- _Data provided_:

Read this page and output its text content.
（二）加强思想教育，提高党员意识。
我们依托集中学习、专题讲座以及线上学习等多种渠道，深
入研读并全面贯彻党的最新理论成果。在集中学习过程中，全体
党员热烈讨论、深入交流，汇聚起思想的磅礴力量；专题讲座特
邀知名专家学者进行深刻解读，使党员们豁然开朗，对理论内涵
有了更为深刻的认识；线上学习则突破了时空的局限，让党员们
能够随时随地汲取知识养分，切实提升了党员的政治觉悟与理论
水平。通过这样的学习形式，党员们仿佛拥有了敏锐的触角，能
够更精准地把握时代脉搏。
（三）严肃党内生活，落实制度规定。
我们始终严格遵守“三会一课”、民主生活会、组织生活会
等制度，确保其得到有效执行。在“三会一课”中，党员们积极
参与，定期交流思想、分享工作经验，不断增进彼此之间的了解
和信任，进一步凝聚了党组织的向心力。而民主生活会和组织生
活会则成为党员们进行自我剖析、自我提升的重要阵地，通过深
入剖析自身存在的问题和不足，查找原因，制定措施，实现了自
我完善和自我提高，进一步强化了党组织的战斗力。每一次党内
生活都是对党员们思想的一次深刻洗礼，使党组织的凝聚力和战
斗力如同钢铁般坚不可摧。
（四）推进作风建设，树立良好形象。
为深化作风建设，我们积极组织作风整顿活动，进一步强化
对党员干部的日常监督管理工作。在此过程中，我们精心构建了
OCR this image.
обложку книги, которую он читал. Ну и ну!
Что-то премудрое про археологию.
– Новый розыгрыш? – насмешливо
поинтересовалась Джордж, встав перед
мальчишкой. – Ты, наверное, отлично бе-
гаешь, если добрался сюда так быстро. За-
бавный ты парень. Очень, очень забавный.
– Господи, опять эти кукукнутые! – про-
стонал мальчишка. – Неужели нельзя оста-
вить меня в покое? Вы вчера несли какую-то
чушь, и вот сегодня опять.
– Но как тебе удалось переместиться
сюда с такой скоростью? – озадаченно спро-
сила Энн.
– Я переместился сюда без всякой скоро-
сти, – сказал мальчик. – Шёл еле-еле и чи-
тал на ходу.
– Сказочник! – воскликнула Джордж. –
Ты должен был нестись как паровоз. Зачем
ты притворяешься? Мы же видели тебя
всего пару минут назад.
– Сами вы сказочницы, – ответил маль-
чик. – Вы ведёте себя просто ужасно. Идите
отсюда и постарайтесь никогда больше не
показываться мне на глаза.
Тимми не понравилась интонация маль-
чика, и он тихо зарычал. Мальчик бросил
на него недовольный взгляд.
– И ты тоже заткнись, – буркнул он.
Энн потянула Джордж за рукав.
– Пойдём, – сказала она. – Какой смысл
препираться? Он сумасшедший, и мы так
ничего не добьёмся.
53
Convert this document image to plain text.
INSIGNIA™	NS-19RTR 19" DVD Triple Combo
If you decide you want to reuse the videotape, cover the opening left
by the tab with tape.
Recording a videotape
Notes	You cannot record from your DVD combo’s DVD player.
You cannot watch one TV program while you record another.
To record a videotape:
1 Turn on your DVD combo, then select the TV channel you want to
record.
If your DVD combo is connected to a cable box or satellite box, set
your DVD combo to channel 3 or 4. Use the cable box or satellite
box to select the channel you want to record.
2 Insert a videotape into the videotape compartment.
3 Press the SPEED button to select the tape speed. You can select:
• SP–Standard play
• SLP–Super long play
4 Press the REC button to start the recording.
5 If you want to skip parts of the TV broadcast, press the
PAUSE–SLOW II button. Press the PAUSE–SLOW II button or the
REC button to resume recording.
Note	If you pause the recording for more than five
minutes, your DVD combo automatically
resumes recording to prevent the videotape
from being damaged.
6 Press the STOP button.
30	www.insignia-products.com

- _Brief_: Your task is to repeat each line of the material exactly.

- _Complete response_:
Read this page and output its text content.
（二）加强思想教育，提高党员意识。
我们依托集中学习、专题讲座以及线上学习等多种渠道，深
入研读并全面贯彻党的最新理论成果。在集中学习过程中，全体
党员热烈讨论、深入交流，汇聚起思想的磅礴力量；专题讲座特
邀知名专家学者进行深刻解读，使党员们豁然开朗，对理论内涵
有了更为深刻的认识；线上学习则突破了时空的局限，让党员们
能够随时随地汲取知识养分，切实提升了党员的政治觉悟与理论
水平。通过这样的学习形式，党员们仿佛拥有了敏锐的触角，能
够更精准地把握时代脉搏。
（三）严肃党内生活，落实制度规定。
我们始终严格遵守“三会一课”、民主生活会、组织生活会
等制度，确保其得到有效执行。在“三会一课”中，党员们积极
参与，定期交流思想、分享工作经验，不断增进彼此之间的了解
和信任，进一步凝聚了党组织的向心力。而民主生活会和组织生
活会则成为党员们进行自我剖析、自我提升的重要阵地，通过深
入剖析自身存在的问题和不足，查找原因，制定措施，实现了自
我完善和自我提高，进一步强化了党组织的战斗力。每一次党内
生活都是对党员们思想的一次深刻洗礼，使党组织的凝聚力和战
斗力如同钢铁般坚不可摧。
（四）推进作风建设，树立良好形象。
为深化作风建设，我们积极组织作风整顿活动，进一步强化
对党员干部的日常监督管理工作。在此过程中，我们精心构建了
OCR this image.
обложку книги, которую он читал. Ну и ну!
Что-то премудрое про археологию.
– Новый розыгрыш? – насмешливо
поинтересовалась Джордж, встав перед
мальчишкой. – Ты, наверное, отлично бе-
гаешь, если добрался сюда так быстро. За-
бавный ты парень. Очень, очень забавный.
– Господи, опять эти кукукнутые! – про-
стонал мальчишка. – Неужели нельзя оста-
вить меня в покое? Вы вчера несли какую-то
чушь, и вот сегодня опять.
– Но как тебе удалось переместиться
сюда с такой скоростью? – озадаченно спро-
сила Энн.
– Я переместился сюда без всякой скоро-
сти, – сказал мальчик. – Шёл еле-еле и чи-
тал на ходу.
– Сказочник! – воскликнула Джордж. –
Ты должен был нестись как паровоз. Зачем
ты притворяешься? Мы же видели тебя
всего пару минут назад.
– Сами вы сказочницы, – ответил маль-
чик. – Вы ведёте себя просто ужасно. Идите
отсюда и постарайтесь никогда больше не
показываться мне на глаза.
Тимми не понравилась интонация маль-
чика, и он тихо зарычал. Мальчик бросил
на него недовольный взгляд.
– И ты тоже заткнись, – буркнул он.
Энн потянула Джордж за рукав.
– Пойдём, – сказала она. – Какой смысл
препираться? Он сумасшедший, и мы так
ничего не добьёмся.
53
Convert this document image to plain text.
INSIGNIA™	NS-19RTR 19" DVD Triple Combo
If you decide you want to reuse the videotape, cover the opening left
by the tab with tape.
Recording a videotape
Notes	You cannot record from your DVD combo’s DVD player.
You cannot watch one TV program while you record another.
To record a videotape:
1 Turn on your DVD combo, then select the TV channel you want to
record.
If your DVD combo is connected to a cable box or satellite box, set
your DVD combo to channel 3 or 4. Use the cable box or satellite
box to select the channel you want to record.
2 Insert a videotape into the videotape compartment.
3 Press the SPEED button to select the tape speed. You can select:
• SP–Standard play
• SLP–Super long play
4 Press the REC button to start the recording.
5 If you want to skip parts of the TV broadcast, press the
PAUSE–SLOW II button. Press the PAUSE–SLOW II button or the
REC button to resume recording.
Note	If you pause the recording for more than five
minutes, your DVD combo automatically
resumes recording to prevent the videotape
from being damaged.
6 Press the STOP button.
30	www.insignia-products.com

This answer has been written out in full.